Write out the records from the line containing "List UI elements" through the line containing "data-label: 23: [610, 642, 628, 663]", both included, as a numbered list with any blank lines dropped.

________________

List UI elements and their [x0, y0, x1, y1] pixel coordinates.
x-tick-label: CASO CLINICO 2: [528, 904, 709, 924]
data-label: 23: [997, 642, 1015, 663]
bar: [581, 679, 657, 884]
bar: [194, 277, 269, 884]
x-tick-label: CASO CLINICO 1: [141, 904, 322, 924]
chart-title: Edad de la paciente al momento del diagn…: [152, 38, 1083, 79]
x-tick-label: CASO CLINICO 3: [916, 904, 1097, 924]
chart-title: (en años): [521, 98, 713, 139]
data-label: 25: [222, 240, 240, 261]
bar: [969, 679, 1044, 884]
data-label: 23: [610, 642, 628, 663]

________________

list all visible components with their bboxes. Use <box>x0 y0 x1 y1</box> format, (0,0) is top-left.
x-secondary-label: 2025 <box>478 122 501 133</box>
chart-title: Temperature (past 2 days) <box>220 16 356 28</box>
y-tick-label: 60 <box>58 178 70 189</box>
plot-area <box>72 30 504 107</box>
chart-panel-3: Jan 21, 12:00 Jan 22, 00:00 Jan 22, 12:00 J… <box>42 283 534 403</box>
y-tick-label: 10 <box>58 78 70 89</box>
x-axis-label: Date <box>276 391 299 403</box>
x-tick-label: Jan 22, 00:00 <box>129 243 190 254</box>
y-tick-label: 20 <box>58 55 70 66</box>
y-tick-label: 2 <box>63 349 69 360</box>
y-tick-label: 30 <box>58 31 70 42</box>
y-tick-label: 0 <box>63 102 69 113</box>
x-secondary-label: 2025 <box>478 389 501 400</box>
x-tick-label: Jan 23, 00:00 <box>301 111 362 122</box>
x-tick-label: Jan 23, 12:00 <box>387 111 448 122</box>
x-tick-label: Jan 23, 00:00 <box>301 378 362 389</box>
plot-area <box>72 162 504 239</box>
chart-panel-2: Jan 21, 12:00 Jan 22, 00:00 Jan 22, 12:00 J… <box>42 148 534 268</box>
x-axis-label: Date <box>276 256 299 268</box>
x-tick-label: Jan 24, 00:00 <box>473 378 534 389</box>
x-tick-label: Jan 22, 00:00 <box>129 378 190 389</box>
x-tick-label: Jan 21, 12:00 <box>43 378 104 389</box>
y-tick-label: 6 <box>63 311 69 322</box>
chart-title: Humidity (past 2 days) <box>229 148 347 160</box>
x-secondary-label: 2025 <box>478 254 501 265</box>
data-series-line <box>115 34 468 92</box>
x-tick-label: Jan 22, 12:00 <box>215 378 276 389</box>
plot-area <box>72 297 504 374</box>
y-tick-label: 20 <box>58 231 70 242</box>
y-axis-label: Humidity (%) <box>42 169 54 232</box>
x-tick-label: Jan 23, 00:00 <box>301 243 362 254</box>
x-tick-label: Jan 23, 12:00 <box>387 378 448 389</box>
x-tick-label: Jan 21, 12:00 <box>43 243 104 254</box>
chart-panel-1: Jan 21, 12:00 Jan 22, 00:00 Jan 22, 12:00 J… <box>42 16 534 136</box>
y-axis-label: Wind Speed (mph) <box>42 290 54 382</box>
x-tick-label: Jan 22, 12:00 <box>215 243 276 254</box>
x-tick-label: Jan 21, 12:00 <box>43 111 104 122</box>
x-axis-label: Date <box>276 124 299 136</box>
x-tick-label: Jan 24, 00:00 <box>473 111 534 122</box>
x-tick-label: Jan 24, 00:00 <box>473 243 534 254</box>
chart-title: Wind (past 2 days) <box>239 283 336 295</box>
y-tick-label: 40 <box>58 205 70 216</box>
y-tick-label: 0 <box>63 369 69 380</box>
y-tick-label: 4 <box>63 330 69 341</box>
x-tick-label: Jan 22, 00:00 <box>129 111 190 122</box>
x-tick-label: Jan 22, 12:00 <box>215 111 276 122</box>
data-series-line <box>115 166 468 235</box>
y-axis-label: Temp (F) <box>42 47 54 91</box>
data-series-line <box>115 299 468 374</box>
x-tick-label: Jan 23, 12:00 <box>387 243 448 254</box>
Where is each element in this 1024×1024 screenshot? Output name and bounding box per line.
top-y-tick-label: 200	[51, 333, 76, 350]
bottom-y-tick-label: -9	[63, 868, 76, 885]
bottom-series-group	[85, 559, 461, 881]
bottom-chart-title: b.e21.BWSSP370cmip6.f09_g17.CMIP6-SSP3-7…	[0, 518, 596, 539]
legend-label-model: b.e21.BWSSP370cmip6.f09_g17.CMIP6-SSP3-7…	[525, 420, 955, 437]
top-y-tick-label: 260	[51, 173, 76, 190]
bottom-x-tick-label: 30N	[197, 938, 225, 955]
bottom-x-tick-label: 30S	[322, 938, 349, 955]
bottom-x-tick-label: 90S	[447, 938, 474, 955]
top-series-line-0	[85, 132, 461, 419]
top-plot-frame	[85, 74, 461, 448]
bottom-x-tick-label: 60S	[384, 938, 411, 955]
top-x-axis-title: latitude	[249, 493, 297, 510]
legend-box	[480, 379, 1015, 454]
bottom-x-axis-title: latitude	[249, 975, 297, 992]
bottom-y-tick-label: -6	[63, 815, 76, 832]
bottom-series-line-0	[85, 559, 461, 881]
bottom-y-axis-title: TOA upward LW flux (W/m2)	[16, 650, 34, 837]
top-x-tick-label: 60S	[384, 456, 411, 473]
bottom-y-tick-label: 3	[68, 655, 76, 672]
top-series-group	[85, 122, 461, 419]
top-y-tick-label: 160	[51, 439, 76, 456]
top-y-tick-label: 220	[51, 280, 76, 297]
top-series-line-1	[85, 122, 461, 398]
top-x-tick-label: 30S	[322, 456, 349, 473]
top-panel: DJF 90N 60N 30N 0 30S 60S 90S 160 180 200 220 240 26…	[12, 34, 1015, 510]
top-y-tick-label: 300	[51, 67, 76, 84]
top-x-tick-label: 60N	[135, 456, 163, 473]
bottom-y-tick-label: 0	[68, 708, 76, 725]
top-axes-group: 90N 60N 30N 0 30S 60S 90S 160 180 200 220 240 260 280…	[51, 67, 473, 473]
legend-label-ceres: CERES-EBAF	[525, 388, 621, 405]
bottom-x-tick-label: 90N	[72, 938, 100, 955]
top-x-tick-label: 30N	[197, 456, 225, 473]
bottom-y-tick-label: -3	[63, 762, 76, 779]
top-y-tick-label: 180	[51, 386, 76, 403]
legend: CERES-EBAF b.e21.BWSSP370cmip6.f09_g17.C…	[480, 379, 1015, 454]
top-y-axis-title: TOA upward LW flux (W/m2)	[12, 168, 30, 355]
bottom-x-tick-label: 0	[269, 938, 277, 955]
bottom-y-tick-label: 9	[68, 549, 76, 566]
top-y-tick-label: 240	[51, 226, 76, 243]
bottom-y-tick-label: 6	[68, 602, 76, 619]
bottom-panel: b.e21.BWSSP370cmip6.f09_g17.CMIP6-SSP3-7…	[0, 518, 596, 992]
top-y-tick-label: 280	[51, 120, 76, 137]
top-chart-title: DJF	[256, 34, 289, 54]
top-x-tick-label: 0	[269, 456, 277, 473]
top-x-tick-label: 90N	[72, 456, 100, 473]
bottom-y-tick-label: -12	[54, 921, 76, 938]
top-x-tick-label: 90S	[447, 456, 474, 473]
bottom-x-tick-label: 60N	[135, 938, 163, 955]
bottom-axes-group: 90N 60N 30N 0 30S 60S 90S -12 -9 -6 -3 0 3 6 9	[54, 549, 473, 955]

________________

## OUTPUT OF THE EXERCISE:
1. List UI elements and their [x0, y0, x1, y1] pixel coordinates.
2. x-tick-label: CASO CLINICO 2: [528, 904, 709, 924]
3. data-label: 23: [997, 642, 1015, 663]
4. bar: [581, 679, 657, 884]
5. bar: [194, 277, 269, 884]
6. x-tick-label: CASO CLINICO 1: [141, 904, 322, 924]
7. chart-title: Edad de la paciente al momento del diagn…: [152, 38, 1083, 79]
8. x-tick-label: CASO CLINICO 3: [916, 904, 1097, 924]
9. chart-title: (en años): [521, 98, 713, 139]
10. data-label: 25: [222, 240, 240, 261]
11. bar: [969, 679, 1044, 884]
12. data-label: 23: [610, 642, 628, 663]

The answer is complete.